-- Request --
Output the entries verbatim, including every line.

-- Source data --
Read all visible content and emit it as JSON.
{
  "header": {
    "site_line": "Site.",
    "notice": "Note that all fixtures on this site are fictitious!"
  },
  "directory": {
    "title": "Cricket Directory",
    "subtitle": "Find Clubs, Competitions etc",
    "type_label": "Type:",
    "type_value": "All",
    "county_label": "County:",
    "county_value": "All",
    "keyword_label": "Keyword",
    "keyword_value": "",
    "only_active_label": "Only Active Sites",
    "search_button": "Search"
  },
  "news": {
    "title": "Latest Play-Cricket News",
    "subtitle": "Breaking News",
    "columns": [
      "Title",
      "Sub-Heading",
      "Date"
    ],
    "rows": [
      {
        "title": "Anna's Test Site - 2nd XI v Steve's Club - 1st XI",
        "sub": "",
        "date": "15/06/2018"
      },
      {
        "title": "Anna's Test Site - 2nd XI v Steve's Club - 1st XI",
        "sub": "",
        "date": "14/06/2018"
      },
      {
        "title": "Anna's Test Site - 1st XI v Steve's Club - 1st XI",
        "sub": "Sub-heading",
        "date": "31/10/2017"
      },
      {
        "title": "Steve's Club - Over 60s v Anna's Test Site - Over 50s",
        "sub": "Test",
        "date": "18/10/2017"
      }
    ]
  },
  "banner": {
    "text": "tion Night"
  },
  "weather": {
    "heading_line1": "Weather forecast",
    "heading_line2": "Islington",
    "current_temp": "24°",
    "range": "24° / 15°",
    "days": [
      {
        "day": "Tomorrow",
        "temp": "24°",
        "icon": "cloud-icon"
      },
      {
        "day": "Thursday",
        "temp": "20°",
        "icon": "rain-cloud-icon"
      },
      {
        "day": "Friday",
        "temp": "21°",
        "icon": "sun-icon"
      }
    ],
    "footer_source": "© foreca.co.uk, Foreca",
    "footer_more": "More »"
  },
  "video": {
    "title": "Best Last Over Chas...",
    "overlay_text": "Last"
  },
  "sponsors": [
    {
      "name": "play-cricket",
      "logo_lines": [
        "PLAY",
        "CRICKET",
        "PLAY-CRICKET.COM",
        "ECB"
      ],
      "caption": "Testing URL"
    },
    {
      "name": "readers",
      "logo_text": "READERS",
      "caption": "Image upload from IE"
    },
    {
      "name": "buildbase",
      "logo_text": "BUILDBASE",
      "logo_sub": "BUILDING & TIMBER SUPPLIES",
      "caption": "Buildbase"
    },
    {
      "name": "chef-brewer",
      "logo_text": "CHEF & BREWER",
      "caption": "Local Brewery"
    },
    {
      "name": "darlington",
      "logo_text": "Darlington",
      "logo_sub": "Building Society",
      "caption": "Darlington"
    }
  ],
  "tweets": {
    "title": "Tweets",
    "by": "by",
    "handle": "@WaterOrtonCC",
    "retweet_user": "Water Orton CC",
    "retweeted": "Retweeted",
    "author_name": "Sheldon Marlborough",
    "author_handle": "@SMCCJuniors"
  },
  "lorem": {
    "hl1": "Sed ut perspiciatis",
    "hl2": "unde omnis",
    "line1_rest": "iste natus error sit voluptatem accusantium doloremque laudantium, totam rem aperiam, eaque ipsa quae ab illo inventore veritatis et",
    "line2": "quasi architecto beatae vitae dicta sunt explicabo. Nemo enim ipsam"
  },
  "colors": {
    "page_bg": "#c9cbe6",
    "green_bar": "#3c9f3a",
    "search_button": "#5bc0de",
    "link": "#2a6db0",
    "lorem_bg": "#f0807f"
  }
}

-- Result of this exercise --
Read all visible content and emit it as JSON.
{
  "header": {
    "site_line": "Site.",
    "notice": "Note that all fixtures on this site are fictitious!"
  },
  "directory": {
    "title": "Cricket Directory",
    "subtitle": "Find Clubs, Competitions etc",
    "type_label": "Type:",
    "type_value": "All",
    "county_label": "County:",
    "county_value": "All",
    "keyword_label": "Keyword",
    "keyword_value": "",
    "only_active_label": "Only Active Sites",
    "search_button": "Search"
  },
  "news": {
    "title": "Latest Play-Cricket News",
    "subtitle": "Breaking News",
    "columns": [
      "Title",
      "Sub-Heading",
      "Date"
    ],
    "rows": [
      {
        "title": "Anna's Test Site - 2nd XI v Steve's Club - 1st XI",
        "sub": "",
        "date": "15/06/2018"
      },
      {
        "title": "Anna's Test Site - 2nd XI v Steve's Club - 1st XI",
        "sub": "",
        "date": "14/06/2018"
      },
      {
        "title": "Anna's Test Site - 1st XI v Steve's Club - 1st XI",
        "sub": "Sub-heading",
        "date": "31/10/2017"
      },
      {
        "title": "Steve's Club - Over 60s v Anna's Test Site - Over 50s",
        "sub": "Test",
        "date": "18/10/2017"
      }
    ]
  },
  "banner": {
    "text": "tion Night"
  },
  "weather": {
    "heading_line1": "Weather forecast",
    "heading_line2": "Islington",
    "current_temp": "24°",
    "range": "24° / 15°",
    "days": [
      {
        "day": "Tomorrow",
        "temp": "24°",
        "icon": "cloud-icon"
      },
      {
        "day": "Thursday",
        "temp": "20°",
        "icon": "rain-cloud-icon"
      },
      {
        "day": "Friday",
        "temp": "21°",
        "icon": "sun-icon"
      }
    ],
    "footer_source": "© foreca.co.uk, Foreca",
    "footer_more": "More »"
  },
  "video": {
    "title": "Best Last Over Chas...",
    "overlay_text": "Last"
  },
  "sponsors": [
    {
      "name": "play-cricket",
      "logo_lines": [
        "PLAY",
        "CRICKET",
        "PLAY-CRICKET.COM",
        "ECB"
      ],
      "caption": "Testing URL"
    },
    {
      "name": "readers",
      "logo_text": "READERS",
      "caption": "Image upload from IE"
    },
    {
      "name": "buildbase",
      "logo_text": "BUILDBASE",
      "logo_sub": "BUILDING & TIMBER SUPPLIES",
      "caption": "Buildbase"
    },
    {
      "name": "chef-brewer",
      "logo_text": "CHEF & BREWER",
      "caption": "Local Brewery"
    },
    {
      "name": "darlington",
      "logo_text": "Darlington",
      "logo_sub": "Building Society",
      "caption": "Darlington"
    }
  ],
  "tweets": {
    "title": "Tweets",
    "by": "by",
    "handle": "@WaterOrtonCC",
    "retweet_user": "Water Orton CC",
    "retweeted": "Retweeted",
    "author_name": "Sheldon Marlborough",
    "author_handle": "@SMCCJuniors"
  },
  "lorem": {
    "hl1": "Sed ut perspiciatis",
    "hl2": "unde omnis",
    "line1_rest": "iste natus error sit voluptatem accusantium doloremque laudantium, totam rem aperiam, eaque ipsa quae ab illo inventore veritatis et",
    "line2": "quasi architecto beatae vitae dicta sunt explicabo. Nemo enim ipsam"
  },
  "colors": {
    "page_bg": "#c9cbe6",
    "green_bar": "#3c9f3a",
    "search_button": "#5bc0de",
    "link": "#2a6db0",
    "lorem_bg": "#f0807f"
  }
}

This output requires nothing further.